[Objective]:
Only the number is wanted: how many lines contain "Boss"?

[Data section]:
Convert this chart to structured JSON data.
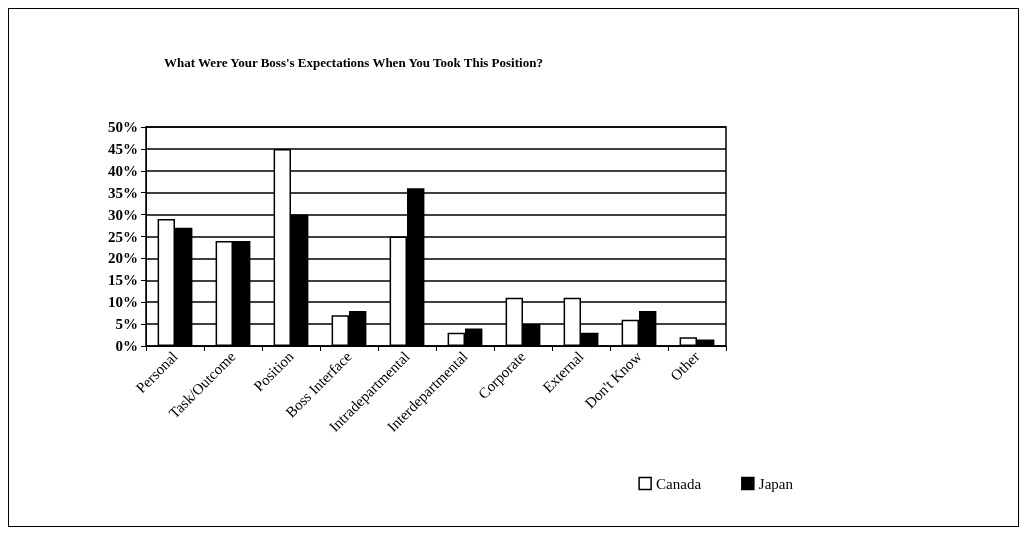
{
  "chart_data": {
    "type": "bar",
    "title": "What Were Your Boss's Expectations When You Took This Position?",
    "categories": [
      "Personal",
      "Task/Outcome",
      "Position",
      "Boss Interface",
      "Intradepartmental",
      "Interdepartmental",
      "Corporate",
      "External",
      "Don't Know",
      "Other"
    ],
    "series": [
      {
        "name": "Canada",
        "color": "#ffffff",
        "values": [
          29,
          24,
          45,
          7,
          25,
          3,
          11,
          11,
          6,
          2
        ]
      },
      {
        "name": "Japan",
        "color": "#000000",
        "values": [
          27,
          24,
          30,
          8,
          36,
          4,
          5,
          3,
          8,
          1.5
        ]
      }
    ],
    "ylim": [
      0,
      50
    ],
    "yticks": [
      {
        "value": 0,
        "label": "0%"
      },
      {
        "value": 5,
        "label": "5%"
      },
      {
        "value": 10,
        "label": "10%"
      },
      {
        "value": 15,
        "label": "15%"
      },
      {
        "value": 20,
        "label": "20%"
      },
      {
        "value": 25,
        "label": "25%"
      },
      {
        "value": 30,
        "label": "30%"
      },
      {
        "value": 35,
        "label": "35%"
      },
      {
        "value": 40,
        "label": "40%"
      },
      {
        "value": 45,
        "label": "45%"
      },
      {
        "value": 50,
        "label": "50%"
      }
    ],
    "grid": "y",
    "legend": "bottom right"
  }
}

...

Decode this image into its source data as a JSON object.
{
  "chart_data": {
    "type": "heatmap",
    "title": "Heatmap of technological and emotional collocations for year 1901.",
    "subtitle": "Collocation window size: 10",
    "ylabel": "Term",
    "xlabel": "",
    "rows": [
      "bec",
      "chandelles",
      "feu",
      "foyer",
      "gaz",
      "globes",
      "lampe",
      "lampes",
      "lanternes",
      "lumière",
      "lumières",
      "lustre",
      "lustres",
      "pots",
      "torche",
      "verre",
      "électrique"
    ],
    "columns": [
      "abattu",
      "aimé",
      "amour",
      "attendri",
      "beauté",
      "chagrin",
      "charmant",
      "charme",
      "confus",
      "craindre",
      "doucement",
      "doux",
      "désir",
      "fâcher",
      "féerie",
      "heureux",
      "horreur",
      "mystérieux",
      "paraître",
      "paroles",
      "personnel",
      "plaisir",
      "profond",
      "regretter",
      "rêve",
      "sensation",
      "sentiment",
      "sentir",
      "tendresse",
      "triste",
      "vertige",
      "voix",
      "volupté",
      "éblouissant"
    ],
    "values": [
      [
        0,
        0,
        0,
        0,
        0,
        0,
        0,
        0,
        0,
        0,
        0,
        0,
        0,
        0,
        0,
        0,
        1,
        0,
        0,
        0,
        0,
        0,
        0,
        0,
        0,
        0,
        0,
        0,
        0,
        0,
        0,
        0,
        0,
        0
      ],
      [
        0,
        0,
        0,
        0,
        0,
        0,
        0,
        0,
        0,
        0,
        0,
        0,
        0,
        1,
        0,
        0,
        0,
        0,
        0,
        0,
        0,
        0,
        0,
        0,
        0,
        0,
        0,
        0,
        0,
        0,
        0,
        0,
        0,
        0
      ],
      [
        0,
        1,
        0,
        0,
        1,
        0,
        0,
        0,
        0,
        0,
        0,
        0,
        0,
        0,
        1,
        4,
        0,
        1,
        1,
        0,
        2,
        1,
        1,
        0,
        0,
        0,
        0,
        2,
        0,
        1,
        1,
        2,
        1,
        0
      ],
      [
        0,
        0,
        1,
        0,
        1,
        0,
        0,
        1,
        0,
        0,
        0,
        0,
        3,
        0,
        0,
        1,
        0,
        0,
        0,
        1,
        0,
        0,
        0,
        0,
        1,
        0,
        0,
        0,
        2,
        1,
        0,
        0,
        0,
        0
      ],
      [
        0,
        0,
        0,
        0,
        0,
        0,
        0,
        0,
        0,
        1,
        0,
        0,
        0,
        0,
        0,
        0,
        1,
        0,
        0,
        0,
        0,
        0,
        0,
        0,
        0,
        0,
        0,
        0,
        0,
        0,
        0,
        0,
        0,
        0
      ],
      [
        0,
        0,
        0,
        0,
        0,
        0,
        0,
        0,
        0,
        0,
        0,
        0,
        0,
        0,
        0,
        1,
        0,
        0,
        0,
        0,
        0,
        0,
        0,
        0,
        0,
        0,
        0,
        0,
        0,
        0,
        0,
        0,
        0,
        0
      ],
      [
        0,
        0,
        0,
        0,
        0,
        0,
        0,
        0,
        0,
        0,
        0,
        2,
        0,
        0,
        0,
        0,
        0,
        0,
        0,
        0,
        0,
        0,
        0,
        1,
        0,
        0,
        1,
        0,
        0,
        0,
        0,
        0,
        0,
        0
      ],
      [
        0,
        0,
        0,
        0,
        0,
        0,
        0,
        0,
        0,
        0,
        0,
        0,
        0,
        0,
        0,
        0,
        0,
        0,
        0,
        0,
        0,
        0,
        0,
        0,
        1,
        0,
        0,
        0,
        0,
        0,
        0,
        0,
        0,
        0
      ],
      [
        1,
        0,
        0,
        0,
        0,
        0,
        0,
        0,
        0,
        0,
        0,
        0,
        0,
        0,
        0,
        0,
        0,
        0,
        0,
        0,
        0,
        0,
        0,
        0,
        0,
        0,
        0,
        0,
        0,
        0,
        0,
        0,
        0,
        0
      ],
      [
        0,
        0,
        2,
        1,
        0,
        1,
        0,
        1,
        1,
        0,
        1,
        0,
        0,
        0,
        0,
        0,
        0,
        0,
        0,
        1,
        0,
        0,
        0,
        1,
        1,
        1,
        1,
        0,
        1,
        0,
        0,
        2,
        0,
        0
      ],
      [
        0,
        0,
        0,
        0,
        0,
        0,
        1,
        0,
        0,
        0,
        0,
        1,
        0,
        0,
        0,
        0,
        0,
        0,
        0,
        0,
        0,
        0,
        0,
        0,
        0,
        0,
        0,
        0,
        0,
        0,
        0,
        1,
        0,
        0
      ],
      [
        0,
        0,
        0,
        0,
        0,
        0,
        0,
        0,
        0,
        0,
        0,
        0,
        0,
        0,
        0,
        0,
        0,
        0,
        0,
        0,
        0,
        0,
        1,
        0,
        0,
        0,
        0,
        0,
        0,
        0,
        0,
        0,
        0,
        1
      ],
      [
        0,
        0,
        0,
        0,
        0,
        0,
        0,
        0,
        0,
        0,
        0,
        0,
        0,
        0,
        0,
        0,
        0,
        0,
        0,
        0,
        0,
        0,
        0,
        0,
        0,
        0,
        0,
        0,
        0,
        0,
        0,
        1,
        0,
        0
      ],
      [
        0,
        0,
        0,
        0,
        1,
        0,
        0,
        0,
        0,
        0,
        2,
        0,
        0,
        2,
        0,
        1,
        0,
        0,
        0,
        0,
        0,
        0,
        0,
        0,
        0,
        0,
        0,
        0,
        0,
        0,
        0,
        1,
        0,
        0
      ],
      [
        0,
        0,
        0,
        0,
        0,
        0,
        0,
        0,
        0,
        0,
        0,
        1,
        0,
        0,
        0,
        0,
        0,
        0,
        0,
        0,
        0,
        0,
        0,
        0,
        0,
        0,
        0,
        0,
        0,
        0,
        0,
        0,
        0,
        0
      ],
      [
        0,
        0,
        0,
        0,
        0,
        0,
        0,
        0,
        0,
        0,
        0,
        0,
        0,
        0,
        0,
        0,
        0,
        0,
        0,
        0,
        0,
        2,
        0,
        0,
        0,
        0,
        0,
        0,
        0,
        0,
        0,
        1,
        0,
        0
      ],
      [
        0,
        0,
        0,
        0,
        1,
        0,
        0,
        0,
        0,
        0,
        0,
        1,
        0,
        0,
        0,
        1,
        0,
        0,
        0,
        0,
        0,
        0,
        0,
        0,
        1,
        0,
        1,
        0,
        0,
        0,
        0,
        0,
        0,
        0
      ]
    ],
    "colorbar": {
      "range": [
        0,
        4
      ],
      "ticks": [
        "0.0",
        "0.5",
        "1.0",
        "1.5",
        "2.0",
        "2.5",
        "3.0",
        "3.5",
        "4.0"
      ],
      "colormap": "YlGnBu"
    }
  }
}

[Correct answer]:
2